Exercise instructions: Show all lines holding the string "masy".

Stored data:

┄┄┄┄┄┄

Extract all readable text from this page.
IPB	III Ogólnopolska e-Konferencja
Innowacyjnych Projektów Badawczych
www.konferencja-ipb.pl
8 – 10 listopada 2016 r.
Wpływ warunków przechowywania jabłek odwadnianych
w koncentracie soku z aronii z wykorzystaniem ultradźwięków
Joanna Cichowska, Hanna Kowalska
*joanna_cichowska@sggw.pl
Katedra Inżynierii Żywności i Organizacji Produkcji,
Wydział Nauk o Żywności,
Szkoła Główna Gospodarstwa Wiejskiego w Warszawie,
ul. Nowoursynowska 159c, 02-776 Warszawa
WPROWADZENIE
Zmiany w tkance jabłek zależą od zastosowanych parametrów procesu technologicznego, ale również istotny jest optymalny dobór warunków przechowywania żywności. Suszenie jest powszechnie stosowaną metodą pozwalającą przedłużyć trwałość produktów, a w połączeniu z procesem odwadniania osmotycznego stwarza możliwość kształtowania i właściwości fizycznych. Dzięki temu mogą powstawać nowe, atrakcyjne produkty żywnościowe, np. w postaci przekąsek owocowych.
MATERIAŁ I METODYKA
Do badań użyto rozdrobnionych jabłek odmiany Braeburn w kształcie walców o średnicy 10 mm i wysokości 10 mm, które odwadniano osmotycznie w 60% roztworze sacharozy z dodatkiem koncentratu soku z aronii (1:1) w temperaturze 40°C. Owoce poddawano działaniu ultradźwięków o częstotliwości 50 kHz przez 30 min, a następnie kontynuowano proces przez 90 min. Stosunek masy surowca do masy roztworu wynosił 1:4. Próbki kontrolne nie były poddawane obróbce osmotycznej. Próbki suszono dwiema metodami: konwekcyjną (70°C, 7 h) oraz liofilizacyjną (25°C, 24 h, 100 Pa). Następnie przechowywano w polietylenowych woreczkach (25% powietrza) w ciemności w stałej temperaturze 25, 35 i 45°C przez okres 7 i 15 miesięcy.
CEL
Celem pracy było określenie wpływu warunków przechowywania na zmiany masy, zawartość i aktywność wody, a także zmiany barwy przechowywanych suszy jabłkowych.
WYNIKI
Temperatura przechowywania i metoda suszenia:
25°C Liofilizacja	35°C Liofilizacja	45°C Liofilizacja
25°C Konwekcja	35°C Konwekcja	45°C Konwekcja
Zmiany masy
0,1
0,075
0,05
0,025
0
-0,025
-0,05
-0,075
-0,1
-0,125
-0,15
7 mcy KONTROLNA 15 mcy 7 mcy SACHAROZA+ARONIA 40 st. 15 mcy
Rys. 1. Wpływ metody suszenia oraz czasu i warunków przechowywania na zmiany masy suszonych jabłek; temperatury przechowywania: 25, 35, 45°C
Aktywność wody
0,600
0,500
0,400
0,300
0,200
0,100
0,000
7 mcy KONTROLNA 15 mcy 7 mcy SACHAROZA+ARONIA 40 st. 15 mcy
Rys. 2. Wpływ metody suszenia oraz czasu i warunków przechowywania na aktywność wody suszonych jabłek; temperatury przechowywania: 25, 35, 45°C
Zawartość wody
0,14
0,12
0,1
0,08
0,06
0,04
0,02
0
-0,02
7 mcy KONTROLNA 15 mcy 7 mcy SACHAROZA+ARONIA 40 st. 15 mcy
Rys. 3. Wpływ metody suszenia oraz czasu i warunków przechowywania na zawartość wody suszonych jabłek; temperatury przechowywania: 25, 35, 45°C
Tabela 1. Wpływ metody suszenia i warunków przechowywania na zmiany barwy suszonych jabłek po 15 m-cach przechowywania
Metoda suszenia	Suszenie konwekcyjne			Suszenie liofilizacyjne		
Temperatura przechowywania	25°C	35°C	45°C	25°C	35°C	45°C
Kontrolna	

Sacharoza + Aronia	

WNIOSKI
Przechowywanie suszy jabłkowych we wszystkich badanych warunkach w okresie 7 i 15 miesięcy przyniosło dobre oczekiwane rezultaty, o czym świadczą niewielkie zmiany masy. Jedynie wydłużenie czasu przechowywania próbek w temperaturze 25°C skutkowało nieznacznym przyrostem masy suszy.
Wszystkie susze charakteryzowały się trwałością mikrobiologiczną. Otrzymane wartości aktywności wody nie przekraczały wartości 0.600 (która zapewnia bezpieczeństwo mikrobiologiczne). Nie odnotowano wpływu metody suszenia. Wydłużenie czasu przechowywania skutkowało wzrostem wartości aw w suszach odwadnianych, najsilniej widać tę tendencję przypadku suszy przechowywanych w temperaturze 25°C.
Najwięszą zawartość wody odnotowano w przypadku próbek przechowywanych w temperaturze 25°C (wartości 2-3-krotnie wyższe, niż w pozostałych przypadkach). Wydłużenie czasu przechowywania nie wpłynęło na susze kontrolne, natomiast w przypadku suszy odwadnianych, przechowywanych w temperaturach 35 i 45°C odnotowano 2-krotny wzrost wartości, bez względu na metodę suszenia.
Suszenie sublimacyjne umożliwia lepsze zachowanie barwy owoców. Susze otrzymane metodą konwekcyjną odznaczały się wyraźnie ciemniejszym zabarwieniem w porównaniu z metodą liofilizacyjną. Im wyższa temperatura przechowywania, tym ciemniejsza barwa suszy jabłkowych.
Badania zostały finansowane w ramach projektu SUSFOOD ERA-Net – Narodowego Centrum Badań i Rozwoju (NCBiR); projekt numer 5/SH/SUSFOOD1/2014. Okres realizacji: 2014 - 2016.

┄┄┄┄┄┄

Exercise solution:
Do badań użyto rozdrobnionych jabłek odmiany Braeburn w kształcie walców o średnicy 10 mm i wysokości 10 mm, które odwadniano osmotycznie w 60% roztworze sacharozy z dodatkiem koncentratu soku z aronii (1:1) w temperaturze 40°C. Owoce poddawano działaniu ultradźwięków o częstotliwości 50 kHz przez 30 min, a następnie kontynuowano proces przez 90 min. Stosunek masy surowca do masy roztworu wynosił 1:4. Próbki kontrolne nie były poddawane obróbce osmotycznej. Próbki suszono dwiema metodami: konwekcyjną (70°C, 7 h) oraz liofilizacyjną (25°C, 24 h, 100 Pa). Następnie przechowywano w polietylenowych woreczkach (25% powietrza) w ciemności w stałej temperaturze 25, 35 i 45°C przez okres 7 i 15 miesięcy.
Celem pracy było określenie wpływu warunków przechowywania na zmiany masy, zawartość i aktywność wody, a także zmiany barwy przechowywanych suszy jabłkowych.
Zmiany masy
Rys. 1. Wpływ metody suszenia oraz czasu i warunków przechowywania na zmiany masy suszonych jabłek; temperatury przechowywania: 25, 35, 45°C
Przechowywanie suszy jabłkowych we wszystkich badanych warunkach w okresie 7 i 15 miesięcy przyniosło dobre oczekiwane rezultaty, o czym świadczą niewielkie zmiany masy. Jedynie wydłużenie czasu przechowywania próbek w temperaturze 25°C skutkowało nieznacznym przyrostem masy suszy.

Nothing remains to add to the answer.